EXERCISE =
The records below are to be copied word for word, with every picture left out.

○ ○ ○ ○

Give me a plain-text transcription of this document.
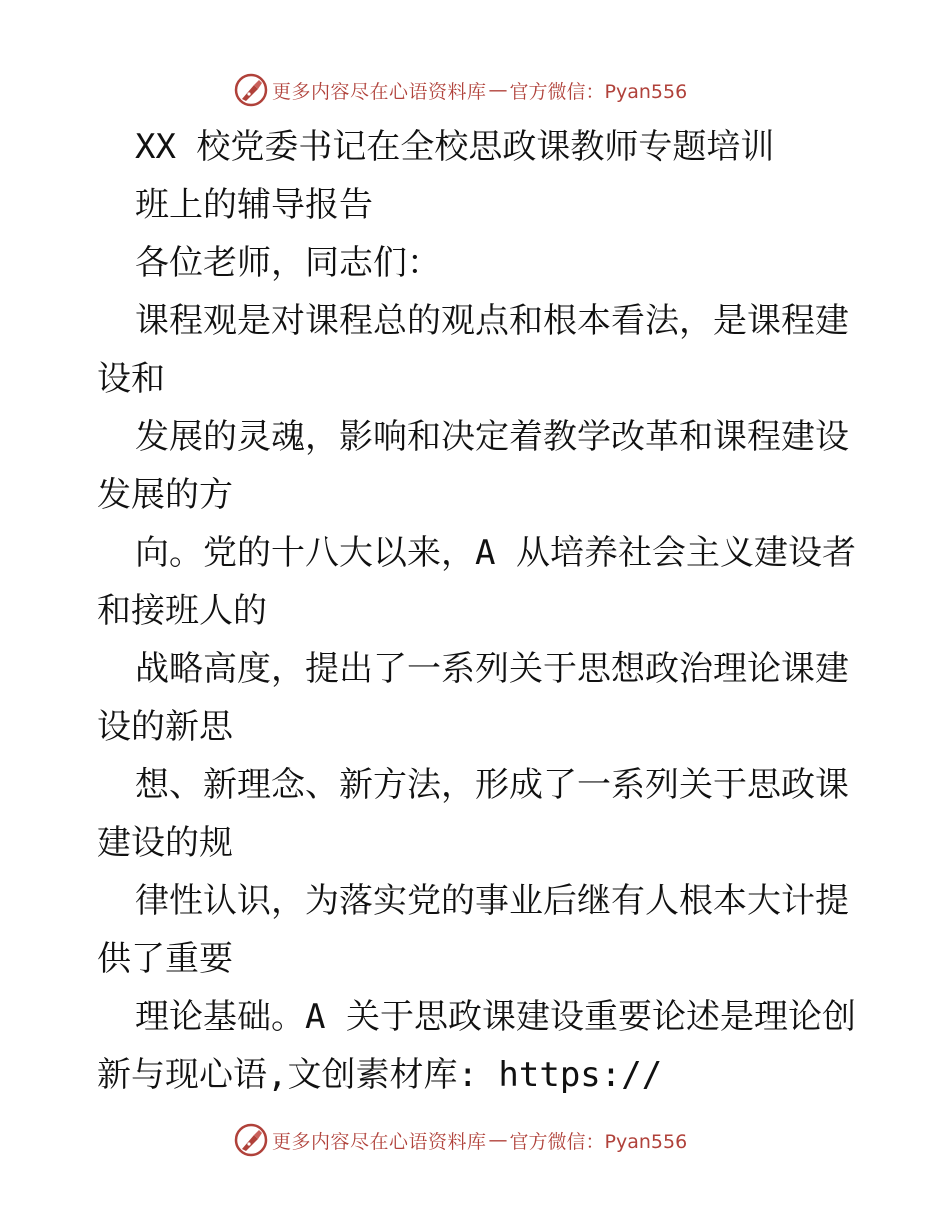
更多内容尽在心语资料库 — 官方微信：Pyan556
XX 校党委书记在全校思政课教师专题培训
班上的辅导报告
各位老师，同志们：
课程观是对课程总的观点和根本看法，是课程建
设和
发展的灵魂，影响和决定着教学改革和课程建设
发展的方
向。党的十八大以来，A 从培养社会主义建设者
和接班人的
战略高度，提出了一系列关于思想政治理论课建
设的新思
想、新理念、新方法，形成了一系列关于思政课
建设的规
律性认识，为落实党的事业后继有人根本大计提
供了重要
理论基础。A 关于思政课建设重要论述是理论创
新与现心语,文创素材库: https://
更多内容尽在心语资料库 — 官方微信：Pyan556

○ ○ ○ ○

THE SOLUTION =
Give me a plain-text transcription of this document.
更多内容尽在心语资料库 — 官方微信：Pyan556
XX 校党委书记在全校思政课教师专题培训
班上的辅导报告
各位老师，同志们：
课程观是对课程总的观点和根本看法，是课程建
设和
发展的灵魂，影响和决定着教学改革和课程建设
发展的方
向。党的十八大以来，A 从培养社会主义建设者
和接班人的
战略高度，提出了一系列关于思想政治理论课建
设的新思
想、新理念、新方法，形成了一系列关于思政课
建设的规
律性认识，为落实党的事业后继有人根本大计提
供了重要
理论基础。A 关于思政课建设重要论述是理论创
新与现心语,文创素材库: https://
更多内容尽在心语资料库 — 官方微信：Pyan556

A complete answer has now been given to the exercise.